> STATED GOAL
Using the records that follow, copy every line containing the word "your".

> DATA SECTION
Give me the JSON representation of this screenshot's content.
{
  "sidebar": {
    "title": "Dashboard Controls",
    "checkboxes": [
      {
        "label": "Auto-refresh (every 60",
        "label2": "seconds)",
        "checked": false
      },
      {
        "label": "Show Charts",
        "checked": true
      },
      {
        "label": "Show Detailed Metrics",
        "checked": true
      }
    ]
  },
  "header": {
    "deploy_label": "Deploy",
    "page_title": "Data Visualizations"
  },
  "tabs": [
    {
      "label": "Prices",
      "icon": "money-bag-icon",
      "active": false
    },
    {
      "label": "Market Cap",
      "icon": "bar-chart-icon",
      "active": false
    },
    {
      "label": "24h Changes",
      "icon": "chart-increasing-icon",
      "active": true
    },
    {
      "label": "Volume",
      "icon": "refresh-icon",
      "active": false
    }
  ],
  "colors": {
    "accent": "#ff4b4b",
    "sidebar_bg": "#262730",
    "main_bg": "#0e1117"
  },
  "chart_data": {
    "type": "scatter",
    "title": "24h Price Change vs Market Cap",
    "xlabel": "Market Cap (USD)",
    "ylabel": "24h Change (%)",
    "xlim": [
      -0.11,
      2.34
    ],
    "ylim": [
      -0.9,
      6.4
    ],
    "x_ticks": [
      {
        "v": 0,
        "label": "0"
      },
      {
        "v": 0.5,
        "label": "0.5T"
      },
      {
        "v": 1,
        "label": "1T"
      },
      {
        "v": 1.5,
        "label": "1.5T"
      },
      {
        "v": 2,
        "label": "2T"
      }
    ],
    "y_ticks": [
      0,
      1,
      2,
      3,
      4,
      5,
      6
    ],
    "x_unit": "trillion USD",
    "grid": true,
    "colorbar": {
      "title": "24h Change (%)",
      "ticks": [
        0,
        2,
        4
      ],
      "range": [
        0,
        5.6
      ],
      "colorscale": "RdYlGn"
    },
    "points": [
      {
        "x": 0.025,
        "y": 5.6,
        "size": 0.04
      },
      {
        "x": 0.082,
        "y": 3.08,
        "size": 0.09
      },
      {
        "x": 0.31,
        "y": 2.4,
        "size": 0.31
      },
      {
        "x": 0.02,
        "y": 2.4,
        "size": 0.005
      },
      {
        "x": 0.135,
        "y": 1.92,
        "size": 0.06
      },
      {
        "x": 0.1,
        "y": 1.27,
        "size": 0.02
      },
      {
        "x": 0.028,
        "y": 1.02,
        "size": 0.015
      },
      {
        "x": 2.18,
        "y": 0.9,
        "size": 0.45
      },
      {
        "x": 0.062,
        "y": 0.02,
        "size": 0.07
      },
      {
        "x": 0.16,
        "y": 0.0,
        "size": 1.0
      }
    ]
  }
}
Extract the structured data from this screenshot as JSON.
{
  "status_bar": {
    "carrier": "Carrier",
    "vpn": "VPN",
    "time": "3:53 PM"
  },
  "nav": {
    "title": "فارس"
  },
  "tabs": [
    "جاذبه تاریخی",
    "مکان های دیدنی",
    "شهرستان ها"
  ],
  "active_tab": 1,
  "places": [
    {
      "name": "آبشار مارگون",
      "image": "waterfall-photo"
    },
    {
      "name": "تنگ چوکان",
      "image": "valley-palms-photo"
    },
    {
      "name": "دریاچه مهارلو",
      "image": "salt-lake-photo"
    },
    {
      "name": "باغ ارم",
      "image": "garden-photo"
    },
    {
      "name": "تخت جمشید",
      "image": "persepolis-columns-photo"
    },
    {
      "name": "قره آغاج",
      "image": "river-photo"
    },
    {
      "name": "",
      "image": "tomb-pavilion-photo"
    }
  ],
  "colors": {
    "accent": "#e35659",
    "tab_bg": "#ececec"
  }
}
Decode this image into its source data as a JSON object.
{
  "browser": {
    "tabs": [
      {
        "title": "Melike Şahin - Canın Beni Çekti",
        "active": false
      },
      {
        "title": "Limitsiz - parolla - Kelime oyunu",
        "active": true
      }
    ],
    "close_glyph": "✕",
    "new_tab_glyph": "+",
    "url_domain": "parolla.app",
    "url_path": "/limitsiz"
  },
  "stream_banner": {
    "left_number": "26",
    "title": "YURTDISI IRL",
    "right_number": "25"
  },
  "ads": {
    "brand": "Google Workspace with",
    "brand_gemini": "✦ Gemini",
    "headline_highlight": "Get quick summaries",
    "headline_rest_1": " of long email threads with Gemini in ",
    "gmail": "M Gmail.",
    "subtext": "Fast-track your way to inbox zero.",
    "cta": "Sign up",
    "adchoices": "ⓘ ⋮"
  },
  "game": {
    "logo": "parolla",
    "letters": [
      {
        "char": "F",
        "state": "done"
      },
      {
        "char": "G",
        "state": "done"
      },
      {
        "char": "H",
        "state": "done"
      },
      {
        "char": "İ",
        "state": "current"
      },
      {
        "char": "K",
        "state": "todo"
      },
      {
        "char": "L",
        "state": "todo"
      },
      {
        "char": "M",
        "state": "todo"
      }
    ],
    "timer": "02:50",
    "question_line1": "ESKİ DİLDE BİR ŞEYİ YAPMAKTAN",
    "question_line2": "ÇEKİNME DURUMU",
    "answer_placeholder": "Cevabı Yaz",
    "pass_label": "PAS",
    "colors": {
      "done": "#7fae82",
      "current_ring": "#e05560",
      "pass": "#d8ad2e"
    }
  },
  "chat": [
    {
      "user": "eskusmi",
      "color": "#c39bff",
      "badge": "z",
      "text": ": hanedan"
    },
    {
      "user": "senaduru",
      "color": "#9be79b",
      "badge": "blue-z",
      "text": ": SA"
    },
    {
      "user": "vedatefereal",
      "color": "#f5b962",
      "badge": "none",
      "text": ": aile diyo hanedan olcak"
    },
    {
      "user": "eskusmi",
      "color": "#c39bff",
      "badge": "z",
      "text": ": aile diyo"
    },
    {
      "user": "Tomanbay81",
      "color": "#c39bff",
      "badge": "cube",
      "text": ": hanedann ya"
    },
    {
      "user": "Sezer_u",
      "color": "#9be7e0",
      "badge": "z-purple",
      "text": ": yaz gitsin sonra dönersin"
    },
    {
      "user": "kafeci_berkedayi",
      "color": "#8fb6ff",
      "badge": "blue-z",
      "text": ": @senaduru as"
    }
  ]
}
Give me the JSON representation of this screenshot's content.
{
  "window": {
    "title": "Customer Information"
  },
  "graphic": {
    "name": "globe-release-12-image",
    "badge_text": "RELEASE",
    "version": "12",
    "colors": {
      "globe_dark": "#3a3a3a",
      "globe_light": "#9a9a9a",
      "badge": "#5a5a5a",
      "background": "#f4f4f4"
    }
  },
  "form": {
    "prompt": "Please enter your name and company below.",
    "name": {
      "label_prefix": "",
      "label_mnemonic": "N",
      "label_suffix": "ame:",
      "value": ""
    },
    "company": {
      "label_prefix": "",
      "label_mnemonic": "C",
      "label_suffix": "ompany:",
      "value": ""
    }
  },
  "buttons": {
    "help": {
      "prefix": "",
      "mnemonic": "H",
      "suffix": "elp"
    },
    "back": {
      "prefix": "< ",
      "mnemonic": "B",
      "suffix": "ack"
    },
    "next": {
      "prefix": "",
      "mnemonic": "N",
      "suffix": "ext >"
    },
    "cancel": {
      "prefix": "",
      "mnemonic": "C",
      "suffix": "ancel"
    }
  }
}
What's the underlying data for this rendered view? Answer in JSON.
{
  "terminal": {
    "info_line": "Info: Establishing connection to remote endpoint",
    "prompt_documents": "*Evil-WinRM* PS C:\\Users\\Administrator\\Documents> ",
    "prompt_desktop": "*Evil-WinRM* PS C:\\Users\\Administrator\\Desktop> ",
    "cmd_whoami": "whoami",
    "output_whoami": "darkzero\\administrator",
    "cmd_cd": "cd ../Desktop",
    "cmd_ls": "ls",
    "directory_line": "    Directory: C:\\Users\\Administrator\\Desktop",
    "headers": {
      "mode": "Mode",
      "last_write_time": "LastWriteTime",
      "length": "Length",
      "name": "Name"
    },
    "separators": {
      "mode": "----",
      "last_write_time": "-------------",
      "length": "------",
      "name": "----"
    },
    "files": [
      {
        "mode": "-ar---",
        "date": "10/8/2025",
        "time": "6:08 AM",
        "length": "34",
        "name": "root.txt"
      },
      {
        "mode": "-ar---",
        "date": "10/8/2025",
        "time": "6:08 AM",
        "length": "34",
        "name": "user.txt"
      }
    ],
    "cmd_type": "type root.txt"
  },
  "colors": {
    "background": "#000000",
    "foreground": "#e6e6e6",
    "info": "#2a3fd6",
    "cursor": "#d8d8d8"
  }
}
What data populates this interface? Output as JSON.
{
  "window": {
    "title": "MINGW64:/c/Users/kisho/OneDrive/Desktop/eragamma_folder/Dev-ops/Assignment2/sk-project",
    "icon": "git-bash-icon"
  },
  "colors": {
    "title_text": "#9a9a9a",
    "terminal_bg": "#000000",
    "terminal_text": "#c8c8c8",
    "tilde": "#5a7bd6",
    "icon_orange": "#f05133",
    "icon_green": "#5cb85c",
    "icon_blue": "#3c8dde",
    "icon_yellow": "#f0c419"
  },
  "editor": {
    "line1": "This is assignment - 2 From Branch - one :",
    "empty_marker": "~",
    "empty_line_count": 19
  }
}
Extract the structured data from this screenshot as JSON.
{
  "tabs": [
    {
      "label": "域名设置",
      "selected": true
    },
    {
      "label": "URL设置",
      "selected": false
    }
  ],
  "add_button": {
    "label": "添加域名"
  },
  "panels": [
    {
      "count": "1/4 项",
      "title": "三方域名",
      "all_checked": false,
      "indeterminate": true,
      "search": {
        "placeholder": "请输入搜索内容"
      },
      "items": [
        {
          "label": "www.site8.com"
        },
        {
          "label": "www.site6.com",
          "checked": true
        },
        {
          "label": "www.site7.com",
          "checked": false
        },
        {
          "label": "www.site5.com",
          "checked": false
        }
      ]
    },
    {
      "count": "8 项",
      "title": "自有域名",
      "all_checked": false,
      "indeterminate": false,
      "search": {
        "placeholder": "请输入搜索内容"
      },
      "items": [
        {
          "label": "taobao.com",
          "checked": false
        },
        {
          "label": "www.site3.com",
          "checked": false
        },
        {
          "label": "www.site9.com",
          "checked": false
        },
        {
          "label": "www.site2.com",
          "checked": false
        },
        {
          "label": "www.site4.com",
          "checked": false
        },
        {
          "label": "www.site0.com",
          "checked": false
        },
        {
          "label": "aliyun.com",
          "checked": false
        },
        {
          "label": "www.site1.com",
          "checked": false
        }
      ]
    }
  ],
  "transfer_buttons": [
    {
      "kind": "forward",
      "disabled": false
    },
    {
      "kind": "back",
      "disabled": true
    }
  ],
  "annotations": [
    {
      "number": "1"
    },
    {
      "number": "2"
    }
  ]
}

> WRITTEN ANSWER
    "subtext": "Fast-track your way to inbox zero.",
    "prompt": "Please enter your name and company below.",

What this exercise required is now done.